WHAT TO DO
Report how many lines contain the word "into", with no other text.

[Figure collection entries]
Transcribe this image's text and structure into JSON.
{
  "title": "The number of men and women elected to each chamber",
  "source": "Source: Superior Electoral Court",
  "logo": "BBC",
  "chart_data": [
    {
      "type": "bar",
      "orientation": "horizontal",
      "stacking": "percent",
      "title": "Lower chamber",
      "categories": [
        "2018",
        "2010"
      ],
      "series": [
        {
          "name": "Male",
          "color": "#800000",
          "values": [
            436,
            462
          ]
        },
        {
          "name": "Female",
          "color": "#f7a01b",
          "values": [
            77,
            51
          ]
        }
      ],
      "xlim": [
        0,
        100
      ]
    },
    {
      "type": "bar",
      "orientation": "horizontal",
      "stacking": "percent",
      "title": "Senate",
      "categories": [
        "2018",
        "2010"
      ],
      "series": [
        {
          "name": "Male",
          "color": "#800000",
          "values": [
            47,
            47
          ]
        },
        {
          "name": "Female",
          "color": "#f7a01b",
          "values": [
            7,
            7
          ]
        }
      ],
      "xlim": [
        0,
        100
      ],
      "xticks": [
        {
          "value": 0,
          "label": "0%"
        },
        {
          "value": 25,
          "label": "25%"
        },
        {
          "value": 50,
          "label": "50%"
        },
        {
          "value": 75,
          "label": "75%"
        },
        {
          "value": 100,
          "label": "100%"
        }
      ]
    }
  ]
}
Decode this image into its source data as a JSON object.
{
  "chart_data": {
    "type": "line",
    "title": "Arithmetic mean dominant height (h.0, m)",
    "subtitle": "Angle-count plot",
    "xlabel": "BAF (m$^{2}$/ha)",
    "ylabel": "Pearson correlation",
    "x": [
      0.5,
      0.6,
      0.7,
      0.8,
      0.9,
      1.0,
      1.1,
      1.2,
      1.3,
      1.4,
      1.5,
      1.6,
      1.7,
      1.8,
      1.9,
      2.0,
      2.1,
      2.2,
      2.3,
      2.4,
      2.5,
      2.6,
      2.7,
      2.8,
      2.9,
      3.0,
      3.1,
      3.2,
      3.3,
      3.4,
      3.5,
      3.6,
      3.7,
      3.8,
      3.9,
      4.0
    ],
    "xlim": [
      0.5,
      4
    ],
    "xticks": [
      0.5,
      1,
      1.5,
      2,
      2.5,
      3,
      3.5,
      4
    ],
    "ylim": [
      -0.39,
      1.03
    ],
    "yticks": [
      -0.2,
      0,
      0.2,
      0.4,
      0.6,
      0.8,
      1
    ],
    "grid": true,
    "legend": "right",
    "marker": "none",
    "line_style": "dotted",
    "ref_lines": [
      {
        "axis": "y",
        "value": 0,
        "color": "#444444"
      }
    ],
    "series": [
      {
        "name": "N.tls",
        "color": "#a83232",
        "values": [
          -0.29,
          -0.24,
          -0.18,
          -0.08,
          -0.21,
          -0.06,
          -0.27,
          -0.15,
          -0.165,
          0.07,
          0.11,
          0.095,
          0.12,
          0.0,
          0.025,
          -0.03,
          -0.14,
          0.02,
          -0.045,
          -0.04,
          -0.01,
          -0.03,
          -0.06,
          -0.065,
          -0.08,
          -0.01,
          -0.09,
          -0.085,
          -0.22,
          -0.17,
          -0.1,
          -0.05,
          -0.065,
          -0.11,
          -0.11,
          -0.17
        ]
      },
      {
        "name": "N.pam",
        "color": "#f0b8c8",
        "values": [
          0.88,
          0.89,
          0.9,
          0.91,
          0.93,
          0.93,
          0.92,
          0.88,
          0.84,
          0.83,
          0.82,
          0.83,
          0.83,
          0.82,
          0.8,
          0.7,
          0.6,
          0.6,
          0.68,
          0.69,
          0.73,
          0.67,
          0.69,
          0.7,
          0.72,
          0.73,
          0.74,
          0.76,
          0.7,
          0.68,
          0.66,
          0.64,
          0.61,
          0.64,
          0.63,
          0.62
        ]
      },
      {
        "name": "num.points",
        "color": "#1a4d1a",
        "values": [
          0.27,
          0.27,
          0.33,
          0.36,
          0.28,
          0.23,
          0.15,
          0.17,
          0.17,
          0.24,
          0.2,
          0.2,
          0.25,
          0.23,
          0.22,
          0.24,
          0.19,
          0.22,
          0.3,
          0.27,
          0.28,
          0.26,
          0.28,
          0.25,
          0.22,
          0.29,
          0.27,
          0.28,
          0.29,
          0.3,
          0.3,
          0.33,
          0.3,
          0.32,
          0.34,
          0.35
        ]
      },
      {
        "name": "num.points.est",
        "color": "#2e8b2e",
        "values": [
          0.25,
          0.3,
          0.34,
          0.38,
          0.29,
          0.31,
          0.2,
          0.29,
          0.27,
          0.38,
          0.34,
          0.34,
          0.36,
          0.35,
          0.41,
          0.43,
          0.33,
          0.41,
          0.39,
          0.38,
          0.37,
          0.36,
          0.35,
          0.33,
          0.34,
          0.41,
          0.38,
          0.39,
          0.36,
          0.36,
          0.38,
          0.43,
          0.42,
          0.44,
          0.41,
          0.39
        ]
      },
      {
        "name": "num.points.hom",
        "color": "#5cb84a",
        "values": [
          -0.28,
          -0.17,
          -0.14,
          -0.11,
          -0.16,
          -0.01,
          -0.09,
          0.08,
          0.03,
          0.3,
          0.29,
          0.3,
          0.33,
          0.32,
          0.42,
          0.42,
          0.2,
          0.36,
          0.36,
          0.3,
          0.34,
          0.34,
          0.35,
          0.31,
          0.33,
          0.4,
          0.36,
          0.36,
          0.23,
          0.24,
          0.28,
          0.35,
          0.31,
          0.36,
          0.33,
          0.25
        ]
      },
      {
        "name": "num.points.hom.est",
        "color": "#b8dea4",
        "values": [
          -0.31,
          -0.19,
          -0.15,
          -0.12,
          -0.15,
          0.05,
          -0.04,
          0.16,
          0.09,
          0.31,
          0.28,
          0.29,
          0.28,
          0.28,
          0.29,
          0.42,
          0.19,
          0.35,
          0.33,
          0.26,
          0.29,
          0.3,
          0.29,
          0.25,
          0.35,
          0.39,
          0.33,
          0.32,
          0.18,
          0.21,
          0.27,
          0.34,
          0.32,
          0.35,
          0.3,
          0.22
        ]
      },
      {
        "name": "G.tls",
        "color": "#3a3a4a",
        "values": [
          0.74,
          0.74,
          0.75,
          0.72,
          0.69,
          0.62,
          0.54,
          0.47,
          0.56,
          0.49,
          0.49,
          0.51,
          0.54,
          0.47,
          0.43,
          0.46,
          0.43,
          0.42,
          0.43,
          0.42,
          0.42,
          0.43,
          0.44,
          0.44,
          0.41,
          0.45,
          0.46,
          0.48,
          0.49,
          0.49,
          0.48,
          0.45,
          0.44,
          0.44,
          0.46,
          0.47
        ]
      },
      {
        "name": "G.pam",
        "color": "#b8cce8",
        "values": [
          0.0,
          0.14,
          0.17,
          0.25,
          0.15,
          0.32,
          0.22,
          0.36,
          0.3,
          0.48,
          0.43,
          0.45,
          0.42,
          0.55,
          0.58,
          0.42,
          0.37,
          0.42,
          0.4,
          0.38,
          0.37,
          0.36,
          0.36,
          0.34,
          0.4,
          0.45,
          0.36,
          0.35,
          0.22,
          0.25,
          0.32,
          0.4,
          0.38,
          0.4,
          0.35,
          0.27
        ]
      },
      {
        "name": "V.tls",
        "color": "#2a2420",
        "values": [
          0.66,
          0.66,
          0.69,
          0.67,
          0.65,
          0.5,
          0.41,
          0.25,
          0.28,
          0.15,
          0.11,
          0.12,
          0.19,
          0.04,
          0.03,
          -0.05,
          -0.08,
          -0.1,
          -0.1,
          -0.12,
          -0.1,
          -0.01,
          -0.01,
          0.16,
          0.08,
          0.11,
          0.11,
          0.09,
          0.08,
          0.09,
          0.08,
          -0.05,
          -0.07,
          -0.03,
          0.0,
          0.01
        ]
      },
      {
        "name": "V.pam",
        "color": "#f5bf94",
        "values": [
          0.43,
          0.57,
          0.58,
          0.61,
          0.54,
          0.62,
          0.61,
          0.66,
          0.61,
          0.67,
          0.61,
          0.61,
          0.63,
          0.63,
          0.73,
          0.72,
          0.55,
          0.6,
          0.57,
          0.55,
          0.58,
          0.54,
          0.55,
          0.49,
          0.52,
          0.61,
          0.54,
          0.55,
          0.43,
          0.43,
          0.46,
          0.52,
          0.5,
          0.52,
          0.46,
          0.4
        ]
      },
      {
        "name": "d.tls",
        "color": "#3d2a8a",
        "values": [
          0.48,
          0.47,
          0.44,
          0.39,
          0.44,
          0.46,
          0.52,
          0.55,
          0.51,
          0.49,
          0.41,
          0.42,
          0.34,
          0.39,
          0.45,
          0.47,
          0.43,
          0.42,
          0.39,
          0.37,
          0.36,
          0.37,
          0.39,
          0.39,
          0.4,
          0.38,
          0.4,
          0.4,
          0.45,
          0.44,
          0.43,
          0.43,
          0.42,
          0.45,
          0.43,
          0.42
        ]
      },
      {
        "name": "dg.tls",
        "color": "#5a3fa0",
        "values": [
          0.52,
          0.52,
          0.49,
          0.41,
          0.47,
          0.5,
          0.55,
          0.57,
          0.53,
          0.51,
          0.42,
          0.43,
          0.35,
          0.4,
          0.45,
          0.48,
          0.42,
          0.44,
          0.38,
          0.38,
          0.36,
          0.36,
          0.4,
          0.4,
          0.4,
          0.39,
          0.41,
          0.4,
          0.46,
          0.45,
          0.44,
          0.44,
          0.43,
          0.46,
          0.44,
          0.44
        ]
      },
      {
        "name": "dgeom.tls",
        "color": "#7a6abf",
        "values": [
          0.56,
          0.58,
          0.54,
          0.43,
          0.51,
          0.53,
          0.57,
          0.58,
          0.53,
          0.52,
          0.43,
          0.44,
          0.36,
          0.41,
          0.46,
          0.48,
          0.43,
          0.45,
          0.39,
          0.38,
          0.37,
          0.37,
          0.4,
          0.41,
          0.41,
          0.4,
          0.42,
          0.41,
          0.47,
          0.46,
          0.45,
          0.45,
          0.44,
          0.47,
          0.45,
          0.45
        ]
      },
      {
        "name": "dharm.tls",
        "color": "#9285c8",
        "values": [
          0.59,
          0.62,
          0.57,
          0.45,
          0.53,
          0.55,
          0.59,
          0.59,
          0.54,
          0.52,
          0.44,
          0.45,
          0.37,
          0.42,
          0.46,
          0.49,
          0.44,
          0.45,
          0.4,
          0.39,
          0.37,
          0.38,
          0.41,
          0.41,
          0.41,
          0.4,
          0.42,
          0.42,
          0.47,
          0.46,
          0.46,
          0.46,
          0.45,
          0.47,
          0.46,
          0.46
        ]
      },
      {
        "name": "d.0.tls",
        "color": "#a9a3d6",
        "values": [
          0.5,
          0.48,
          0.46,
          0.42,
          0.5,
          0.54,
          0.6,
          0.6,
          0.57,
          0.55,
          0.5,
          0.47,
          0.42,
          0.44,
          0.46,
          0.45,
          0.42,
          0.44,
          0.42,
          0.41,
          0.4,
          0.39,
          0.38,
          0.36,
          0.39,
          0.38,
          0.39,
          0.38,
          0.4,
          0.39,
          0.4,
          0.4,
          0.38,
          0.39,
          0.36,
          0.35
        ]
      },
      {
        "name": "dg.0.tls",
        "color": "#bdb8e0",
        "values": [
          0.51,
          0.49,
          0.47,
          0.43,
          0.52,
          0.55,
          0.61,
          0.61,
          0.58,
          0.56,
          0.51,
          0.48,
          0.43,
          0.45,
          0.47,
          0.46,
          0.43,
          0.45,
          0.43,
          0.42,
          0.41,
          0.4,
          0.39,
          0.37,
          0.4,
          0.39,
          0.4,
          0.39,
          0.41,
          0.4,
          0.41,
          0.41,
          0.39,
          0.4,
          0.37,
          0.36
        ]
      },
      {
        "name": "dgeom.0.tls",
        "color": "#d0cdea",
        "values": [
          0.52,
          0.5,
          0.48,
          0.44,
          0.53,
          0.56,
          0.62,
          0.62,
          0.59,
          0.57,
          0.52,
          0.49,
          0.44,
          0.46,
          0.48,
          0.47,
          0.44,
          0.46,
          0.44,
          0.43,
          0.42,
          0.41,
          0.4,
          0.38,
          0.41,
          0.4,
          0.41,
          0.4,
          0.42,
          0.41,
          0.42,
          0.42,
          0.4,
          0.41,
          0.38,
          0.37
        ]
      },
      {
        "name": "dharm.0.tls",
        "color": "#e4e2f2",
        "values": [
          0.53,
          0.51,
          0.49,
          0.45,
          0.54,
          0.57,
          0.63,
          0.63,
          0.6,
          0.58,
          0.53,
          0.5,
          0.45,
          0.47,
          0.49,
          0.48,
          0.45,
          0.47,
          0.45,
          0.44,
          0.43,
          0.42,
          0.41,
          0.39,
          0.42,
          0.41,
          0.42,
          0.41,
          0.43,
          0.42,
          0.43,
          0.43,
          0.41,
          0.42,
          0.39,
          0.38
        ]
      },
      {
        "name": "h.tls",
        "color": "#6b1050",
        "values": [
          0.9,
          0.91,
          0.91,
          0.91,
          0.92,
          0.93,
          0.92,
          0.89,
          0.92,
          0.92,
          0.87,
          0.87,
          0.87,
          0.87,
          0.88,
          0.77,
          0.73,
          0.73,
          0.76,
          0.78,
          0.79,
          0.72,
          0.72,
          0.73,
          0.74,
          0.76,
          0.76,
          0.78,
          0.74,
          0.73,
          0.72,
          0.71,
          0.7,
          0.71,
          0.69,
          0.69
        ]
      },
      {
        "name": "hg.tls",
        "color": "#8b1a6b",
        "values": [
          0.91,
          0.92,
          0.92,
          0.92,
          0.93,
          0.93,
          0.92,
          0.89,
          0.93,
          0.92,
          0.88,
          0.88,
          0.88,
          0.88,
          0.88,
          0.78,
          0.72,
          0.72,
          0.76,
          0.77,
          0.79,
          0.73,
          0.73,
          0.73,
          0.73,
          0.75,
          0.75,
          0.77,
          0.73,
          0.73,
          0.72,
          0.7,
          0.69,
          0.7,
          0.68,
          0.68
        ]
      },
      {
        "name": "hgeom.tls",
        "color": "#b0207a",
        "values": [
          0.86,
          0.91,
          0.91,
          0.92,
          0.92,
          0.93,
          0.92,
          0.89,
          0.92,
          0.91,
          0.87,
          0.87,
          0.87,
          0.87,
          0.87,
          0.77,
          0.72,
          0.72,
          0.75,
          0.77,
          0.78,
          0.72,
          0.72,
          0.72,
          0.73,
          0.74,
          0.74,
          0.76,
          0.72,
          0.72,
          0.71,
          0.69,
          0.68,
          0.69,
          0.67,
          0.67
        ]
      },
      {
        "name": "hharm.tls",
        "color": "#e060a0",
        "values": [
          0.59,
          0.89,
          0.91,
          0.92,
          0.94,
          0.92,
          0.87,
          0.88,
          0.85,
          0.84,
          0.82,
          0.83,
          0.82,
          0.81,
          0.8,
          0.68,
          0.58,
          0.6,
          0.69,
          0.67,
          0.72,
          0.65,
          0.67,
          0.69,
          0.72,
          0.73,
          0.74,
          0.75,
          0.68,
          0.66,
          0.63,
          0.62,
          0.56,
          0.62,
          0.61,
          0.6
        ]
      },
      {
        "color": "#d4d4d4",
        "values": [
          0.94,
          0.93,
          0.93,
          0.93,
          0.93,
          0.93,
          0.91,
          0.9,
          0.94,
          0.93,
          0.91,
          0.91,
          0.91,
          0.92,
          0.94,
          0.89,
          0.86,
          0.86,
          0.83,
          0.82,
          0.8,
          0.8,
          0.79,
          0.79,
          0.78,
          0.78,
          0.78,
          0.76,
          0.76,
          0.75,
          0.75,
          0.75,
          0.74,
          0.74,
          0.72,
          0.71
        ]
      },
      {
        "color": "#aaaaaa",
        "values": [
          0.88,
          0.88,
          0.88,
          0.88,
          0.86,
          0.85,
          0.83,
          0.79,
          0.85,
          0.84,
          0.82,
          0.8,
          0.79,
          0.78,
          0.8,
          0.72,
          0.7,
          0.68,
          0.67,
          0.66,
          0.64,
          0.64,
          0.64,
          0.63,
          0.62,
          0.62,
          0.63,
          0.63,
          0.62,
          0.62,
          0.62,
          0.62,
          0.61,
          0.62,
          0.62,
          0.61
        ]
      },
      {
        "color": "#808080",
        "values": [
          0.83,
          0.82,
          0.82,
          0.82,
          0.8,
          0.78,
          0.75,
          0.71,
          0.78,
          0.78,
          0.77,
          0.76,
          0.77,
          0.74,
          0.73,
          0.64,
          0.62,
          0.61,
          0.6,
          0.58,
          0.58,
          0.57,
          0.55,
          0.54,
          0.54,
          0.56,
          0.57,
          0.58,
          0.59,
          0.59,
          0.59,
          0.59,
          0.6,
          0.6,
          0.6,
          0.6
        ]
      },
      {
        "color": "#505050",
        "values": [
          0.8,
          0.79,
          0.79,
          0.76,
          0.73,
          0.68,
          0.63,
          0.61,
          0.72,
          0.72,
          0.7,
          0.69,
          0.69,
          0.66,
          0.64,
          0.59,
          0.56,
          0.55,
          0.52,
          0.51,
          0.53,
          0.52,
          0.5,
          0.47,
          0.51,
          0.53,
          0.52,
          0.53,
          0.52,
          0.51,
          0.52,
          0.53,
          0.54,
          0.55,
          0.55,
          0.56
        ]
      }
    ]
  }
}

TASK RESULT
2